> Given task
Every line with the word "dreien" in it should be extracted from the data that follows.
--- START OF Entries supplied ---
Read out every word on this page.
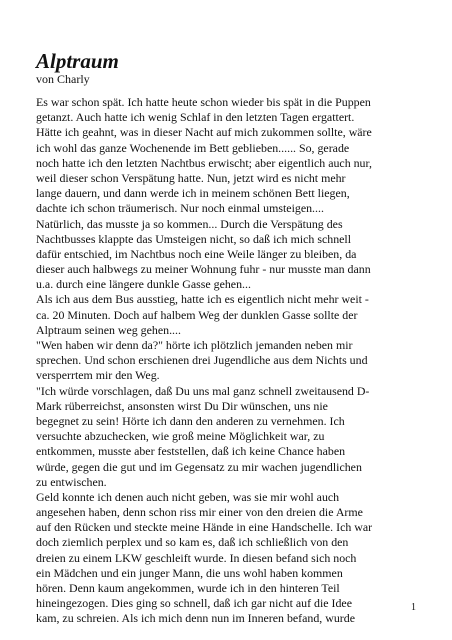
Alptraum

von Charly

Es war schon spät. Ich hatte heute schon wieder bis spät in die Puppen
getanzt. Auch hatte ich wenig Schlaf in den letzten Tagen ergattert.
Hätte ich geahnt, was in dieser Nacht auf mich zukommen sollte, wäre
ich wohl das ganze Wochenende im Bett geblieben...... So, gerade
noch hatte ich den letzten Nachtbus erwischt; aber eigentlich auch nur,
weil dieser schon Verspätung hatte. Nun, jetzt wird es nicht mehr
lange dauern, und dann werde ich in meinem schönen Bett liegen,
dachte ich schon träumerisch. Nur noch einmal umsteigen....
Natürlich, das musste ja so kommen... Durch die Verspätung des
Nachtbusses klappte das Umsteigen nicht, so daß ich mich schnell
dafür entschied, im Nachtbus noch eine Weile länger zu bleiben, da
dieser auch halbwegs zu meiner Wohnung fuhr - nur musste man dann
u.a. durch eine längere dunkle Gasse gehen...
Als ich aus dem Bus ausstieg, hatte ich es eigentlich nicht mehr weit -
ca. 20 Minuten. Doch auf halbem Weg der dunklen Gasse sollte der
Alptraum seinen weg gehen....
"Wen haben wir denn da?" hörte ich plötzlich jemanden neben mir
sprechen. Und schon erschienen drei Jugendliche aus dem Nichts und
versperrtem mir den Weg.
"Ich würde vorschlagen, daß Du uns mal ganz schnell zweitausend D-
Mark rüberreichst, ansonsten wirst Du Dir wünschen, uns nie
begegnet zu sein! Hörte ich dann den anderen zu vernehmen. Ich
versuchte abzuchecken, wie groß meine Möglichkeit war, zu
entkommen, musste aber feststellen, daß ich keine Chance haben
würde, gegen die gut und im Gegensatz zu mir wachen jugendlichen
zu entwischen.
Geld konnte ich denen auch nicht geben, was sie mir wohl auch
angesehen haben, denn schon riss mir einer von den dreien die Arme
auf den Rücken und steckte meine Hände in eine Handschelle. Ich war
doch ziemlich perplex und so kam es, daß ich schließlich von den
dreien zu einem LKW geschleift wurde. In diesen befand sich noch
ein Mädchen und ein junger Mann, die uns wohl haben kommen
hören. Denn kaum angekommen, wurde ich in den hinteren Teil
hineingezogen. Dies ging so schnell, daß ich gar nicht auf die Idee
kam, zu schreien. Als ich mich denn nun im Inneren befand, wurde
1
--- END OF Entries supplied ---
> Solution for this problem
angesehen haben, denn schon riss mir einer von den dreien die Arme
dreien zu einem LKW geschleift wurde. In diesen befand sich noch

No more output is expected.